[Begin]

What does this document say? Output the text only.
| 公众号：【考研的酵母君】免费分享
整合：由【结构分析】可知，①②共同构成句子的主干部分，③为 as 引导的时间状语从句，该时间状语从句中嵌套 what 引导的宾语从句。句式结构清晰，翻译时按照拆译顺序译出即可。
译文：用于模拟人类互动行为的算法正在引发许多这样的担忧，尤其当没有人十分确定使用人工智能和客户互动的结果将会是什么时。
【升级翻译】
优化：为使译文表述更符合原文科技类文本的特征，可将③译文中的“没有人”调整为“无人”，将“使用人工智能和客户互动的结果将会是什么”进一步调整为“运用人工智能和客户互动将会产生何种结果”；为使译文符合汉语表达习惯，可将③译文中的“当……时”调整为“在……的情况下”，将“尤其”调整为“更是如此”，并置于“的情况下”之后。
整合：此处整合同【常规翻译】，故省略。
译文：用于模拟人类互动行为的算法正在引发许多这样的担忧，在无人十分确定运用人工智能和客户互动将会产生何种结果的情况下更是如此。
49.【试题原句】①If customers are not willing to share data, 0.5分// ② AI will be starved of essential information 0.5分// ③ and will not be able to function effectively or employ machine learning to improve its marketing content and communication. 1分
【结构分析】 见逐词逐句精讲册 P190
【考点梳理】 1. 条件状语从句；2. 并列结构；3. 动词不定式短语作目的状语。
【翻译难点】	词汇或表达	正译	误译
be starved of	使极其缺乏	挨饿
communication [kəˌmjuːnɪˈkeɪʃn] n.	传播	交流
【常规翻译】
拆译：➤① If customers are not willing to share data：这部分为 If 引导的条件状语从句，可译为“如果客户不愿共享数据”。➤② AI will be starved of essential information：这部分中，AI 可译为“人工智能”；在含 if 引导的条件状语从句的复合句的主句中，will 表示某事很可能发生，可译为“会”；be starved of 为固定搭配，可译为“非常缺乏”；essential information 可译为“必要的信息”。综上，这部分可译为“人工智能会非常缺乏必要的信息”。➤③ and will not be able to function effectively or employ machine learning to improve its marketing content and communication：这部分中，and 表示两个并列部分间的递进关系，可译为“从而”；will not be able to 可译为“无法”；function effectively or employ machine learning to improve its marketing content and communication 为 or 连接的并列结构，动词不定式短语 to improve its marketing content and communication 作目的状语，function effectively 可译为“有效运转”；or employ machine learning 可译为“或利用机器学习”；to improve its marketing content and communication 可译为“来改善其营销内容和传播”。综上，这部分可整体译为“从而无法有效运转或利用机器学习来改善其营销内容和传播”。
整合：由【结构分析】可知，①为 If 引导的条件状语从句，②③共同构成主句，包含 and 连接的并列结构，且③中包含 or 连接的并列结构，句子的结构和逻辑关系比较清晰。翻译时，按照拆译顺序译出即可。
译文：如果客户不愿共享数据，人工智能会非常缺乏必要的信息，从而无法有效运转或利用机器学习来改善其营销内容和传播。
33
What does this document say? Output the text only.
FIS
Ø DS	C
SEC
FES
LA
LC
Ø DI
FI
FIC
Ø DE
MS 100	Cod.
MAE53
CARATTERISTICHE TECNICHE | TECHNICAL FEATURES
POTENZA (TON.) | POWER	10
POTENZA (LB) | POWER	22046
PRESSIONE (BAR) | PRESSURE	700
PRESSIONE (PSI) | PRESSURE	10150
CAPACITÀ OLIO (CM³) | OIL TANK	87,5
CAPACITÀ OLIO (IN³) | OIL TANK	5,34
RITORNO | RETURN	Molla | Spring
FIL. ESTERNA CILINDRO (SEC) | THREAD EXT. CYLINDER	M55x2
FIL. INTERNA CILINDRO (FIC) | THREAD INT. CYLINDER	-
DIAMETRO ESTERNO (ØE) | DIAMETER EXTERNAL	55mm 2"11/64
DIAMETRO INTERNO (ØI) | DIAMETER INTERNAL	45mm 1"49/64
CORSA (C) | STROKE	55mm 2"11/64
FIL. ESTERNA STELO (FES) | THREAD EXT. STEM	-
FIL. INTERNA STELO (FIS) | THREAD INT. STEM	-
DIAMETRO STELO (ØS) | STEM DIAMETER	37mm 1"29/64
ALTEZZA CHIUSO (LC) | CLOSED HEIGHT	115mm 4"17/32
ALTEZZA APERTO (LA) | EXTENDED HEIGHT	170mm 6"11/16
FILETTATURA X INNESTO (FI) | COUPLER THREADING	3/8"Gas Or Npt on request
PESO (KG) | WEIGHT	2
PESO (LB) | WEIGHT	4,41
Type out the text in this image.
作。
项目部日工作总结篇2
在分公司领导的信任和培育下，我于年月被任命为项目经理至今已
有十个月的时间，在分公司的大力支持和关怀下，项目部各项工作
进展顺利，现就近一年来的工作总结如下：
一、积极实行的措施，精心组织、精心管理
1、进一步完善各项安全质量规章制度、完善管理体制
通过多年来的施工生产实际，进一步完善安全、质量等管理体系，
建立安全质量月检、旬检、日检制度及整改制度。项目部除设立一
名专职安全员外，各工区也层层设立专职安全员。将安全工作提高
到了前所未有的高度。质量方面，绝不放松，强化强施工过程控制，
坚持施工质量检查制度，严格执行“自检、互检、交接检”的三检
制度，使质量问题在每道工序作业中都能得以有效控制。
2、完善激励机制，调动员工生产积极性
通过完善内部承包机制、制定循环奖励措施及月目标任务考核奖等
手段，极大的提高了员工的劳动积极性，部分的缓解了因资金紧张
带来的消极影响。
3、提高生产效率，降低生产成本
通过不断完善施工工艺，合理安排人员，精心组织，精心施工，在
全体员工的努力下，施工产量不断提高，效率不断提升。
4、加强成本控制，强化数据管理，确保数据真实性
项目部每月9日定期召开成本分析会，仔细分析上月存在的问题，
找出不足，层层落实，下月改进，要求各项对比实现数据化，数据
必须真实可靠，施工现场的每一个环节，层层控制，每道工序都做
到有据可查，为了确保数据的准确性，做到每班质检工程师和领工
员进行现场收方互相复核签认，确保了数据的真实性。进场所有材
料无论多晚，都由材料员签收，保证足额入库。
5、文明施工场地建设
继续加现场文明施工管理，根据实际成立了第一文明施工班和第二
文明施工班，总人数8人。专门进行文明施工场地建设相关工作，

[End]

Directive => Working from the entries above, return all lines that contain "DIAMETER".

Final answer =>
DIAMETRO ESTERNO (ØE) | DIAMETER EXTERNAL	55mm 2"11/64
DIAMETRO INTERNO (ØI) | DIAMETER INTERNAL	45mm 1"49/64
DIAMETRO STELO (ØS) | STEM DIAMETER	37mm 1"29/64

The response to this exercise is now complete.